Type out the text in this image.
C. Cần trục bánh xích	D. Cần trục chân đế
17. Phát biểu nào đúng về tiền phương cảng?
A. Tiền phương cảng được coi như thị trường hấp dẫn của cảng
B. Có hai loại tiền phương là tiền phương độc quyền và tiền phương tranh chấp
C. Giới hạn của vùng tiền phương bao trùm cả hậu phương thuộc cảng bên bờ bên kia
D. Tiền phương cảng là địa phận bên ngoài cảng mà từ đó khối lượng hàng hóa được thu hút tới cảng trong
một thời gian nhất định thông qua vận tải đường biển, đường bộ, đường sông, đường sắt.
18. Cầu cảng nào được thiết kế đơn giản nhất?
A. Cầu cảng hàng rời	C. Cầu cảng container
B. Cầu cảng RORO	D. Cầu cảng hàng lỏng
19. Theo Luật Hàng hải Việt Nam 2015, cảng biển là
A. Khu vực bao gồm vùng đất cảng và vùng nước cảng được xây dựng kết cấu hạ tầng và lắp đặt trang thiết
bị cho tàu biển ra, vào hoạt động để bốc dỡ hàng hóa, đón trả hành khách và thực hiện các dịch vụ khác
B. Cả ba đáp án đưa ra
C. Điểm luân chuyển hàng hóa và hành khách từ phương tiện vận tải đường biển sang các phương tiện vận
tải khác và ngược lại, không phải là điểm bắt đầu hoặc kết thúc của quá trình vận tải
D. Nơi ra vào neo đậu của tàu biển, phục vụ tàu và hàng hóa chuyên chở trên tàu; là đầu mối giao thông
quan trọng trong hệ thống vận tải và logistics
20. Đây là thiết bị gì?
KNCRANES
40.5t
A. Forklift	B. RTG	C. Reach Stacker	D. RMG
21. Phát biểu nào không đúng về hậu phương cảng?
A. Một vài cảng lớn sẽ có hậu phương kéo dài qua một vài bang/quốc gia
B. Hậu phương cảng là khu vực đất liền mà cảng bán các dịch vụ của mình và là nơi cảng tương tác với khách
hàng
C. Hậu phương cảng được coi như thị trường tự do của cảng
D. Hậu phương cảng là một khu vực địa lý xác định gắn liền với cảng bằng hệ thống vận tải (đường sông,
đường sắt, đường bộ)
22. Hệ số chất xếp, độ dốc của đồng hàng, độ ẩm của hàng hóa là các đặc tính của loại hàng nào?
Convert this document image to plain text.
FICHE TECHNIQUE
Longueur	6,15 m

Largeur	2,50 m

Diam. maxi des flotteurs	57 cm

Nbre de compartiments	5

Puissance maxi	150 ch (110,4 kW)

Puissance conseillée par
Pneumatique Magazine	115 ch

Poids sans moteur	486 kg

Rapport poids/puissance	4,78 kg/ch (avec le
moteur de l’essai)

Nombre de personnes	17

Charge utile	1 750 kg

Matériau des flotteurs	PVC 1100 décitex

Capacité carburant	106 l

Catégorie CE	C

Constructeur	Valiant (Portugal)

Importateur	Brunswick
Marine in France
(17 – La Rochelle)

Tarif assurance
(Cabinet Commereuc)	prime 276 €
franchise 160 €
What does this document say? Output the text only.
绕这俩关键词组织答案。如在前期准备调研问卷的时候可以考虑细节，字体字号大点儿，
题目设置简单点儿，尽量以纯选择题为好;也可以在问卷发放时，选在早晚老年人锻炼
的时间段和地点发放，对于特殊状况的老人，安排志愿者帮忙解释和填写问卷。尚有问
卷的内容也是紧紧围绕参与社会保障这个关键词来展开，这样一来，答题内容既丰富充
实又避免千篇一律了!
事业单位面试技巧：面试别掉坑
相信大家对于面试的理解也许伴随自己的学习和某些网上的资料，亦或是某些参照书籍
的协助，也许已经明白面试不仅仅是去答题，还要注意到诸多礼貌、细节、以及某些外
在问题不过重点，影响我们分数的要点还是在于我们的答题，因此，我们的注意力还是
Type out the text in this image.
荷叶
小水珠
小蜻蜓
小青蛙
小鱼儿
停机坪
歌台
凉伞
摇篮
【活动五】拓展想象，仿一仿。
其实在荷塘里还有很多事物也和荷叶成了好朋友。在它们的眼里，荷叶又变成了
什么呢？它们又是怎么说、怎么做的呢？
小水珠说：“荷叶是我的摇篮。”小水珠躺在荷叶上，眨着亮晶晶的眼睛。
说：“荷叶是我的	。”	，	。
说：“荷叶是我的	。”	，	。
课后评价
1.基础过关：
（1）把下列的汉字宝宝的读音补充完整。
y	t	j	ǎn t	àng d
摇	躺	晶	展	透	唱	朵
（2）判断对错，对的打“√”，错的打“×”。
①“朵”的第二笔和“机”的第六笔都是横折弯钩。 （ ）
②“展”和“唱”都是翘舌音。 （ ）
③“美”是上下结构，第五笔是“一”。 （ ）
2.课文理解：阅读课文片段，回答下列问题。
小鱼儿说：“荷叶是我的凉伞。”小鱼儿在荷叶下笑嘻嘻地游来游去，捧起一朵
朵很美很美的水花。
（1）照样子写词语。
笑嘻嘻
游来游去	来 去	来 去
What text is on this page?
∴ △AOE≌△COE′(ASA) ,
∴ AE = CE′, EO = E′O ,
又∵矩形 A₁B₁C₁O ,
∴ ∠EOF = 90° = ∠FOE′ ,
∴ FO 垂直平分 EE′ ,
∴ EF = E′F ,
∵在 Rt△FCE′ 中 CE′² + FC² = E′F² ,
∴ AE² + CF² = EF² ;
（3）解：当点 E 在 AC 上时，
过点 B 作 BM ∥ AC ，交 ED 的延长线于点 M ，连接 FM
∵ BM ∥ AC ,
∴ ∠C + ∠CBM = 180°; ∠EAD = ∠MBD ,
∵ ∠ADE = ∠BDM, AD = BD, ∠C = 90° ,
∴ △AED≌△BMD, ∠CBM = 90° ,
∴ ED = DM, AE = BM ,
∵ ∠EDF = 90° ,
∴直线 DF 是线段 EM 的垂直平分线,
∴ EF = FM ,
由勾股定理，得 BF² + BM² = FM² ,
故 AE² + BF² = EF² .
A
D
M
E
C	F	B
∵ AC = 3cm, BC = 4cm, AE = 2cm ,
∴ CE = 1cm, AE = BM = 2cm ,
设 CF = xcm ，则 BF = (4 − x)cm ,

▸ **Problem**
Transcribe all lines as written.

▸ **Answer to the task**
Type out the text in this image.
C. Cần trục bánh xích	D. Cần trục chân đế
17. Phát biểu nào đúng về tiền phương cảng?
A. Tiền phương cảng được coi như thị trường hấp dẫn của cảng
B. Có hai loại tiền phương là tiền phương độc quyền và tiền phương tranh chấp
C. Giới hạn của vùng tiền phương bao trùm cả hậu phương thuộc cảng bên bờ bên kia
D. Tiền phương cảng là địa phận bên ngoài cảng mà từ đó khối lượng hàng hóa được thu hút tới cảng trong
một thời gian nhất định thông qua vận tải đường biển, đường bộ, đường sông, đường sắt.
18. Cầu cảng nào được thiết kế đơn giản nhất?
A. Cầu cảng hàng rời	C. Cầu cảng container
B. Cầu cảng RORO	D. Cầu cảng hàng lỏng
19. Theo Luật Hàng hải Việt Nam 2015, cảng biển là
A. Khu vực bao gồm vùng đất cảng và vùng nước cảng được xây dựng kết cấu hạ tầng và lắp đặt trang thiết
bị cho tàu biển ra, vào hoạt động để bốc dỡ hàng hóa, đón trả hành khách và thực hiện các dịch vụ khác
B. Cả ba đáp án đưa ra
C. Điểm luân chuyển hàng hóa và hành khách từ phương tiện vận tải đường biển sang các phương tiện vận
tải khác và ngược lại, không phải là điểm bắt đầu hoặc kết thúc của quá trình vận tải
D. Nơi ra vào neo đậu của tàu biển, phục vụ tàu và hàng hóa chuyên chở trên tàu; là đầu mối giao thông
quan trọng trong hệ thống vận tải và logistics
20. Đây là thiết bị gì?
KNCRANES
40.5t
A. Forklift	B. RTG	C. Reach Stacker	D. RMG
21. Phát biểu nào không đúng về hậu phương cảng?
A. Một vài cảng lớn sẽ có hậu phương kéo dài qua một vài bang/quốc gia
B. Hậu phương cảng là khu vực đất liền mà cảng bán các dịch vụ của mình và là nơi cảng tương tác với khách
hàng
C. Hậu phương cảng được coi như thị trường tự do của cảng
D. Hậu phương cảng là một khu vực địa lý xác định gắn liền với cảng bằng hệ thống vận tải (đường sông,
đường sắt, đường bộ)
22. Hệ số chất xếp, độ dốc của đồng hàng, độ ẩm của hàng hóa là các đặc tính của loại hàng nào?
Convert this document image to plain text.
FICHE TECHNIQUE
Longueur	6,15 m

Largeur	2,50 m

Diam. maxi des flotteurs	57 cm

Nbre de compartiments	5

Puissance maxi	150 ch (110,4 kW)

Puissance conseillée par
Pneumatique Magazine	115 ch

Poids sans moteur	486 kg

Rapport poids/puissance	4,78 kg/ch (avec le
moteur de l’essai)

Nombre de personnes	17

Charge utile	1 750 kg

Matériau des flotteurs	PVC 1100 décitex

Capacité carburant	106 l

Catégorie CE	C

Constructeur	Valiant (Portugal)

Importateur	Brunswick
Marine in France
(17 – La Rochelle)

Tarif assurance
(Cabinet Commereuc)	prime 276 €
franchise 160 €
What does this document say? Output the text only.
绕这俩关键词组织答案。如在前期准备调研问卷的时候可以考虑细节，字体字号大点儿，
题目设置简单点儿，尽量以纯选择题为好;也可以在问卷发放时，选在早晚老年人锻炼
的时间段和地点发放，对于特殊状况的老人，安排志愿者帮忙解释和填写问卷。尚有问
卷的内容也是紧紧围绕参与社会保障这个关键词来展开，这样一来，答题内容既丰富充
实又避免千篇一律了!
事业单位面试技巧：面试别掉坑
相信大家对于面试的理解也许伴随自己的学习和某些网上的资料，亦或是某些参照书籍
的协助，也许已经明白面试不仅仅是去答题，还要注意到诸多礼貌、细节、以及某些外
在问题不过重点，影响我们分数的要点还是在于我们的答题，因此，我们的注意力还是
Type out the text in this image.
荷叶
小水珠
小蜻蜓
小青蛙
小鱼儿
停机坪
歌台
凉伞
摇篮
【活动五】拓展想象，仿一仿。
其实在荷塘里还有很多事物也和荷叶成了好朋友。在它们的眼里，荷叶又变成了
什么呢？它们又是怎么说、怎么做的呢？
小水珠说：“荷叶是我的摇篮。”小水珠躺在荷叶上，眨着亮晶晶的眼睛。
说：“荷叶是我的	。”	，	。
说：“荷叶是我的	。”	，	。
课后评价
1.基础过关：
（1）把下列的汉字宝宝的读音补充完整。
y	t	j	ǎn t	àng d
摇	躺	晶	展	透	唱	朵
（2）判断对错，对的打“√”，错的打“×”。
①“朵”的第二笔和“机”的第六笔都是横折弯钩。 （ ）
②“展”和“唱”都是翘舌音。 （ ）
③“美”是上下结构，第五笔是“一”。 （ ）
2.课文理解：阅读课文片段，回答下列问题。
小鱼儿说：“荷叶是我的凉伞。”小鱼儿在荷叶下笑嘻嘻地游来游去，捧起一朵
朵很美很美的水花。
（1）照样子写词语。
笑嘻嘻
游来游去	来 去	来 去
What text is on this page?
∴ △AOE≌△COE′(ASA) ,
∴ AE = CE′, EO = E′O ,
又∵矩形 A₁B₁C₁O ,
∴ ∠EOF = 90° = ∠FOE′ ,
∴ FO 垂直平分 EE′ ,
∴ EF = E′F ,
∵在 Rt△FCE′ 中 CE′² + FC² = E′F² ,
∴ AE² + CF² = EF² ;
（3）解：当点 E 在 AC 上时，
过点 B 作 BM ∥ AC ，交 ED 的延长线于点 M ，连接 FM
∵ BM ∥ AC ,
∴ ∠C + ∠CBM = 180°; ∠EAD = ∠MBD ,
∵ ∠ADE = ∠BDM, AD = BD, ∠C = 90° ,
∴ △AED≌△BMD, ∠CBM = 90° ,
∴ ED = DM, AE = BM ,
∵ ∠EDF = 90° ,
∴直线 DF 是线段 EM 的垂直平分线,
∴ EF = FM ,
由勾股定理，得 BF² + BM² = FM² ,
故 AE² + BF² = EF² .
A
D
M
E
C	F	B
∵ AC = 3cm, BC = 4cm, AE = 2cm ,
∴ CE = 1cm, AE = BM = 2cm ,
设 CF = xcm ，则 BF = (4 − x)cm ,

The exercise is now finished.